**Given problem**
The records that follow need to be output exactly as they are.

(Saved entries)
-----

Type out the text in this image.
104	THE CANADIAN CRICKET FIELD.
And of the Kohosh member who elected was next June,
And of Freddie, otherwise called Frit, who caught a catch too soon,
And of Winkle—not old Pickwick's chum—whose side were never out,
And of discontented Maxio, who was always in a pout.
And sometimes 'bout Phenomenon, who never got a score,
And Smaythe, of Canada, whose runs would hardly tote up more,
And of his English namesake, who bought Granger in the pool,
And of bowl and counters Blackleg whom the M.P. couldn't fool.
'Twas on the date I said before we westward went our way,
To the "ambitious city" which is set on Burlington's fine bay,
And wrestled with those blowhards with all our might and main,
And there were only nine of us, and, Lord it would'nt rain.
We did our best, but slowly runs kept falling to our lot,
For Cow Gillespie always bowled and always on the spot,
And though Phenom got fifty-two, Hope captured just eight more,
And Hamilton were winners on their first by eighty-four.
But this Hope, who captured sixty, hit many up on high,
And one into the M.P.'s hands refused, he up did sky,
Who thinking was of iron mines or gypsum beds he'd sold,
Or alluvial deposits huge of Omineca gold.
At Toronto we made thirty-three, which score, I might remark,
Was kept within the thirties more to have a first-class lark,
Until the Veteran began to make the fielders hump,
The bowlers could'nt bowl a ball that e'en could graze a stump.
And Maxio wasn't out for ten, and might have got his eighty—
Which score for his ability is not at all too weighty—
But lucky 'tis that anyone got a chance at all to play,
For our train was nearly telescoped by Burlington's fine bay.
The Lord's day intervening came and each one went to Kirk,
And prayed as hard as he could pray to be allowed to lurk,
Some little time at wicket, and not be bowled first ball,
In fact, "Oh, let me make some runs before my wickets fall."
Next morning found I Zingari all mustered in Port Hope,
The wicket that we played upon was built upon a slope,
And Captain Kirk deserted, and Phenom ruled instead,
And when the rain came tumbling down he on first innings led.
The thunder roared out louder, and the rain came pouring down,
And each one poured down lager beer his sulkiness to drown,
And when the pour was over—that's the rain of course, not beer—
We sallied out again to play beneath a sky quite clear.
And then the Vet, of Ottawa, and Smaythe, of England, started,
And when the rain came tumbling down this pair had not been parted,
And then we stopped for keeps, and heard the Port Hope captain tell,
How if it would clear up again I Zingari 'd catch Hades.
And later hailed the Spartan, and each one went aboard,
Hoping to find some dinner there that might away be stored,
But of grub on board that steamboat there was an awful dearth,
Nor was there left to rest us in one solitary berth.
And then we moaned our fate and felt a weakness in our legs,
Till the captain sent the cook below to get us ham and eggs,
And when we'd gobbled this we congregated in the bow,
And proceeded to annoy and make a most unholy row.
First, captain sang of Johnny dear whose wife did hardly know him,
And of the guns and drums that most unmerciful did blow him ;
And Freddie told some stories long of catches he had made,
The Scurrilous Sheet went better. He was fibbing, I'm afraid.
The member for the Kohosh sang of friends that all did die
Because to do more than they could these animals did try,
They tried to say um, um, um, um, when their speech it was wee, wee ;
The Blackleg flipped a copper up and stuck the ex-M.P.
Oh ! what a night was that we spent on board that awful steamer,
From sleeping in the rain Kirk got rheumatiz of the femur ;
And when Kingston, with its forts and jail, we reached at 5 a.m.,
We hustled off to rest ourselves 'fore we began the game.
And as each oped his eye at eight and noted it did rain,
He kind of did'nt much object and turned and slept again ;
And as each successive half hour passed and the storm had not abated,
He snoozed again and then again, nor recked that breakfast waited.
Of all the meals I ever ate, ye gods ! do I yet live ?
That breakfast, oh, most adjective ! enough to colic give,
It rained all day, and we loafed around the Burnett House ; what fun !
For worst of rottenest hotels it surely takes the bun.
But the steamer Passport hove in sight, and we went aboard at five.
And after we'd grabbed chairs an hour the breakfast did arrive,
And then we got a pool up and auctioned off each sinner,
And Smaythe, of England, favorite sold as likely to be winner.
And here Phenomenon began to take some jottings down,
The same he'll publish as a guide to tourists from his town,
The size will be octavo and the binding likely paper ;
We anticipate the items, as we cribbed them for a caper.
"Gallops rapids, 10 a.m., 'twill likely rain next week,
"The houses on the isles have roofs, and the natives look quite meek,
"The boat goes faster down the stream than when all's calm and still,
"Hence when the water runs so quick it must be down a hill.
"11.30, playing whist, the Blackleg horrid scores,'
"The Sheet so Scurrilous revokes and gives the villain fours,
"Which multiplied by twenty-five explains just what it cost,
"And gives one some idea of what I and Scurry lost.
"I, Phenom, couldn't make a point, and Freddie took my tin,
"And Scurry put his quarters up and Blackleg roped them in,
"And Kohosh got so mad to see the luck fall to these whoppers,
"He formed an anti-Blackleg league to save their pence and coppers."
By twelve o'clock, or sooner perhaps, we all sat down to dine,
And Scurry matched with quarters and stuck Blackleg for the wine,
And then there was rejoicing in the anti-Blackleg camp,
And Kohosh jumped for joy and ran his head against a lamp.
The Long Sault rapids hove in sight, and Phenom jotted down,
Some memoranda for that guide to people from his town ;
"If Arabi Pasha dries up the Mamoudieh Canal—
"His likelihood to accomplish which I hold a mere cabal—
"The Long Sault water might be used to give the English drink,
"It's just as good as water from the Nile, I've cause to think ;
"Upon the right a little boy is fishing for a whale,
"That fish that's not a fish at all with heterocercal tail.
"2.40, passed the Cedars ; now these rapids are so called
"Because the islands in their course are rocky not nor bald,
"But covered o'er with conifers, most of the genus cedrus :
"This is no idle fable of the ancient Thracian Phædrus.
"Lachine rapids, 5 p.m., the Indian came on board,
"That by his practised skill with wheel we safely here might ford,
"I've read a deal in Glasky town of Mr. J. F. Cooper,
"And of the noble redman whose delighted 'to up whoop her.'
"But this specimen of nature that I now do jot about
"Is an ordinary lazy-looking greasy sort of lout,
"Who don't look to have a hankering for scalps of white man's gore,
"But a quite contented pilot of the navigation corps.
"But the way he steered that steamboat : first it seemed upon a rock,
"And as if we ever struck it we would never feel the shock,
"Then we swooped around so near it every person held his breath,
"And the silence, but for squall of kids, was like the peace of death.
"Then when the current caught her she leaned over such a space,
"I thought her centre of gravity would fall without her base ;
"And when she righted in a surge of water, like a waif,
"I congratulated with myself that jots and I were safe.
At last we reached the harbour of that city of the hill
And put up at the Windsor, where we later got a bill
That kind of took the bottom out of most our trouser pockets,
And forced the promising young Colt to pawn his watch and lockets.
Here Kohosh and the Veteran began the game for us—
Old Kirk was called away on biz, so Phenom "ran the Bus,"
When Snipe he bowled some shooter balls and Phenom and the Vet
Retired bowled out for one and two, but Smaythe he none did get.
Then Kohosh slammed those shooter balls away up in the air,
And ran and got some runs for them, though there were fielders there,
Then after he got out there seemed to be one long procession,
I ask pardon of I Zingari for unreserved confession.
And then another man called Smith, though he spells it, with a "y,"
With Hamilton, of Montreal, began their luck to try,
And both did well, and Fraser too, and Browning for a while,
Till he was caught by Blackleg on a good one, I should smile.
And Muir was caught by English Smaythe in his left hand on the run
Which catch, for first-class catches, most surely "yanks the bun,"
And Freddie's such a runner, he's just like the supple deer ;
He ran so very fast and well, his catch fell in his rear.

-----

**Problem solution**
Type out the text in this image.
104	THE CANADIAN CRICKET FIELD.
And of the Kohosh member who elected was next June,
And of Freddie, otherwise called Frit, who caught a catch too soon,
And of Winkle—not old Pickwick's chum—whose side were never out,
And of discontented Maxio, who was always in a pout.
And sometimes 'bout Phenomenon, who never got a score,
And Smaythe, of Canada, whose runs would hardly tote up more,
And of his English namesake, who bought Granger in the pool,
And of bowl and counters Blackleg whom the M.P. couldn't fool.
'Twas on the date I said before we westward went our way,
To the "ambitious city" which is set on Burlington's fine bay,
And wrestled with those blowhards with all our might and main,
And there were only nine of us, and, Lord it would'nt rain.
We did our best, but slowly runs kept falling to our lot,
For Cow Gillespie always bowled and always on the spot,
And though Phenom got fifty-two, Hope captured just eight more,
And Hamilton were winners on their first by eighty-four.
But this Hope, who captured sixty, hit many up on high,
And one into the M.P.'s hands refused, he up did sky,
Who thinking was of iron mines or gypsum beds he'd sold,
Or alluvial deposits huge of Omineca gold.
At Toronto we made thirty-three, which score, I might remark,
Was kept within the thirties more to have a first-class lark,
Until the Veteran began to make the fielders hump,
The bowlers could'nt bowl a ball that e'en could graze a stump.
And Maxio wasn't out for ten, and might have got his eighty—
Which score for his ability is not at all too weighty—
But lucky 'tis that anyone got a chance at all to play,
For our train was nearly telescoped by Burlington's fine bay.
The Lord's day intervening came and each one went to Kirk,
And prayed as hard as he could pray to be allowed to lurk,
Some little time at wicket, and not be bowled first ball,
In fact, "Oh, let me make some runs before my wickets fall."
Next morning found I Zingari all mustered in Port Hope,
The wicket that we played upon was built upon a slope,
And Captain Kirk deserted, and Phenom ruled instead,
And when the rain came tumbling down he on first innings led.
The thunder roared out louder, and the rain came pouring down,
And each one poured down lager beer his sulkiness to drown,
And when the pour was over—that's the rain of course, not beer—
We sallied out again to play beneath a sky quite clear.
And then the Vet, of Ottawa, and Smaythe, of England, started,
And when the rain came tumbling down this pair had not been parted,
And then we stopped for keeps, and heard the Port Hope captain tell,
How if it would clear up again I Zingari 'd catch Hades.
And later hailed the Spartan, and each one went aboard,
Hoping to find some dinner there that might away be stored,
But of grub on board that steamboat there was an awful dearth,
Nor was there left to rest us in one solitary berth.
And then we moaned our fate and felt a weakness in our legs,
Till the captain sent the cook below to get us ham and eggs,
And when we'd gobbled this we congregated in the bow,
And proceeded to annoy and make a most unholy row.
First, captain sang of Johnny dear whose wife did hardly know him,
And of the guns and drums that most unmerciful did blow him ;
And Freddie told some stories long of catches he had made,
The Scurrilous Sheet went better. He was fibbing, I'm afraid.
The member for the Kohosh sang of friends that all did die
Because to do more than they could these animals did try,
They tried to say um, um, um, um, when their speech it was wee, wee ;
The Blackleg flipped a copper up and stuck the ex-M.P.
Oh ! what a night was that we spent on board that awful steamer,
From sleeping in the rain Kirk got rheumatiz of the femur ;
And when Kingston, with its forts and jail, we reached at 5 a.m.,
We hustled off to rest ourselves 'fore we began the game.
And as each oped his eye at eight and noted it did rain,
He kind of did'nt much object and turned and slept again ;
And as each successive half hour passed and the storm had not abated,
He snoozed again and then again, nor recked that breakfast waited.
Of all the meals I ever ate, ye gods ! do I yet live ?
That breakfast, oh, most adjective ! enough to colic give,
It rained all day, and we loafed around the Burnett House ; what fun !
For worst of rottenest hotels it surely takes the bun.
But the steamer Passport hove in sight, and we went aboard at five.
And after we'd grabbed chairs an hour the breakfast did arrive,
And then we got a pool up and auctioned off each sinner,
And Smaythe, of England, favorite sold as likely to be winner.
And here Phenomenon began to take some jottings down,
The same he'll publish as a guide to tourists from his town,
The size will be octavo and the binding likely paper ;
We anticipate the items, as we cribbed them for a caper.
"Gallops rapids, 10 a.m., 'twill likely rain next week,
"The houses on the isles have roofs, and the natives look quite meek,
"The boat goes faster down the stream than when all's calm and still,
"Hence when the water runs so quick it must be down a hill.
"11.30, playing whist, the Blackleg horrid scores,'
"The Sheet so Scurrilous revokes and gives the villain fours,
"Which multiplied by twenty-five explains just what it cost,
"And gives one some idea of what I and Scurry lost.
"I, Phenom, couldn't make a point, and Freddie took my tin,
"And Scurry put his quarters up and Blackleg roped them in,
"And Kohosh got so mad to see the luck fall to these whoppers,
"He formed an anti-Blackleg league to save their pence and coppers."
By twelve o'clock, or sooner perhaps, we all sat down to dine,
And Scurry matched with quarters and stuck Blackleg for the wine,
And then there was rejoicing in the anti-Blackleg camp,
And Kohosh jumped for joy and ran his head against a lamp.
The Long Sault rapids hove in sight, and Phenom jotted down,
Some memoranda for that guide to people from his town ;
"If Arabi Pasha dries up the Mamoudieh Canal—
"His likelihood to accomplish which I hold a mere cabal—
"The Long Sault water might be used to give the English drink,
"It's just as good as water from the Nile, I've cause to think ;
"Upon the right a little boy is fishing for a whale,
"That fish that's not a fish at all with heterocercal tail.
"2.40, passed the Cedars ; now these rapids are so called
"Because the islands in their course are rocky not nor bald,
"But covered o'er with conifers, most of the genus cedrus :
"This is no idle fable of the ancient Thracian Phædrus.
"Lachine rapids, 5 p.m., the Indian came on board,
"That by his practised skill with wheel we safely here might ford,
"I've read a deal in Glasky town of Mr. J. F. Cooper,
"And of the noble redman whose delighted 'to up whoop her.'
"But this specimen of nature that I now do jot about
"Is an ordinary lazy-looking greasy sort of lout,
"Who don't look to have a hankering for scalps of white man's gore,
"But a quite contented pilot of the navigation corps.
"But the way he steered that steamboat : first it seemed upon a rock,
"And as if we ever struck it we would never feel the shock,
"Then we swooped around so near it every person held his breath,
"And the silence, but for squall of kids, was like the peace of death.
"Then when the current caught her she leaned over such a space,
"I thought her centre of gravity would fall without her base ;
"And when she righted in a surge of water, like a waif,
"I congratulated with myself that jots and I were safe.
At last we reached the harbour of that city of the hill
And put up at the Windsor, where we later got a bill
That kind of took the bottom out of most our trouser pockets,
And forced the promising young Colt to pawn his watch and lockets.
Here Kohosh and the Veteran began the game for us—
Old Kirk was called away on biz, so Phenom "ran the Bus,"
When Snipe he bowled some shooter balls and Phenom and the Vet
Retired bowled out for one and two, but Smaythe he none did get.
Then Kohosh slammed those shooter balls away up in the air,
And ran and got some runs for them, though there were fielders there,
Then after he got out there seemed to be one long procession,
I ask pardon of I Zingari for unreserved confession.
And then another man called Smith, though he spells it, with a "y,"
With Hamilton, of Montreal, began their luck to try,
And both did well, and Fraser too, and Browning for a while,
Till he was caught by Blackleg on a good one, I should smile.
And Muir was caught by English Smaythe in his left hand on the run
Which catch, for first-class catches, most surely "yanks the bun,"
And Freddie's such a runner, he's just like the supple deer ;
He ran so very fast and well, his catch fell in his rear.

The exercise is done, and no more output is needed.